> INFORMATION GIVEN:
◇ ◇ ◇ ◇

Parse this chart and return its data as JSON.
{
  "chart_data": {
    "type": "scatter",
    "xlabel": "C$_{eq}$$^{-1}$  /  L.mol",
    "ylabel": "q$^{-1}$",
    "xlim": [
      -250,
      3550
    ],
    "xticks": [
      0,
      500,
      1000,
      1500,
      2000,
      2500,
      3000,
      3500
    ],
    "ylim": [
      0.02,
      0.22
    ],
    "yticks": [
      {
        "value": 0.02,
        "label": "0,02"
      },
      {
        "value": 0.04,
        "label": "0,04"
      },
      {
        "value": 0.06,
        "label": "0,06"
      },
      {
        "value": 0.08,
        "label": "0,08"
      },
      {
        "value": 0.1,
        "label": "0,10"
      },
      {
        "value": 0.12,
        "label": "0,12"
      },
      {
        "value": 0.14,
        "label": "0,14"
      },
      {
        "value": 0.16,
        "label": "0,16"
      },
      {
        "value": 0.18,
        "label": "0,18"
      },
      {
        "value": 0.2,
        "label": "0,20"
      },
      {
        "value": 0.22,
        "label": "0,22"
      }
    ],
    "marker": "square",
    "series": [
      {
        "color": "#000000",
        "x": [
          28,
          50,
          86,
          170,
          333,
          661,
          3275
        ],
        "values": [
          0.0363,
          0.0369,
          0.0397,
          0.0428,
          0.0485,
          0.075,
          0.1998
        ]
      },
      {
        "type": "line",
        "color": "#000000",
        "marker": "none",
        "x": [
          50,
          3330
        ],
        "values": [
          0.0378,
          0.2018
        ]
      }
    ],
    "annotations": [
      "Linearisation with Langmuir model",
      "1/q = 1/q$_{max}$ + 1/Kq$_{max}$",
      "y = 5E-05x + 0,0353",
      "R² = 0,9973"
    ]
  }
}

◇ ◇ ◇ ◇

> GOAL OF THE EXERCISE:
Quote all the records. Keep every word exact.

> RESPONSE:
Parse this chart and return its data as JSON.
{
  "chart_data": {
    "type": "scatter",
    "xlabel": "C$_{eq}$$^{-1}$  /  L.mol",
    "ylabel": "q$^{-1}$",
    "xlim": [
      -250,
      3550
    ],
    "xticks": [
      0,
      500,
      1000,
      1500,
      2000,
      2500,
      3000,
      3500
    ],
    "ylim": [
      0.02,
      0.22
    ],
    "yticks": [
      {
        "value": 0.02,
        "label": "0,02"
      },
      {
        "value": 0.04,
        "label": "0,04"
      },
      {
        "value": 0.06,
        "label": "0,06"
      },
      {
        "value": 0.08,
        "label": "0,08"
      },
      {
        "value": 0.1,
        "label": "0,10"
      },
      {
        "value": 0.12,
        "label": "0,12"
      },
      {
        "value": 0.14,
        "label": "0,14"
      },
      {
        "value": 0.16,
        "label": "0,16"
      },
      {
        "value": 0.18,
        "label": "0,18"
      },
      {
        "value": 0.2,
        "label": "0,20"
      },
      {
        "value": 0.22,
        "label": "0,22"
      }
    ],
    "marker": "square",
    "series": [
      {
        "color": "#000000",
        "x": [
          28,
          50,
          86,
          170,
          333,
          661,
          3275
        ],
        "values": [
          0.0363,
          0.0369,
          0.0397,
          0.0428,
          0.0485,
          0.075,
          0.1998
        ]
      },
      {
        "type": "line",
        "color": "#000000",
        "marker": "none",
        "x": [
          50,
          3330
        ],
        "values": [
          0.0378,
          0.2018
        ]
      }
    ],
    "annotations": [
      "Linearisation with Langmuir model",
      "1/q = 1/q$_{max}$ + 1/Kq$_{max}$",
      "y = 5E-05x + 0,0353",
      "R² = 0,9973"
    ]
  }
}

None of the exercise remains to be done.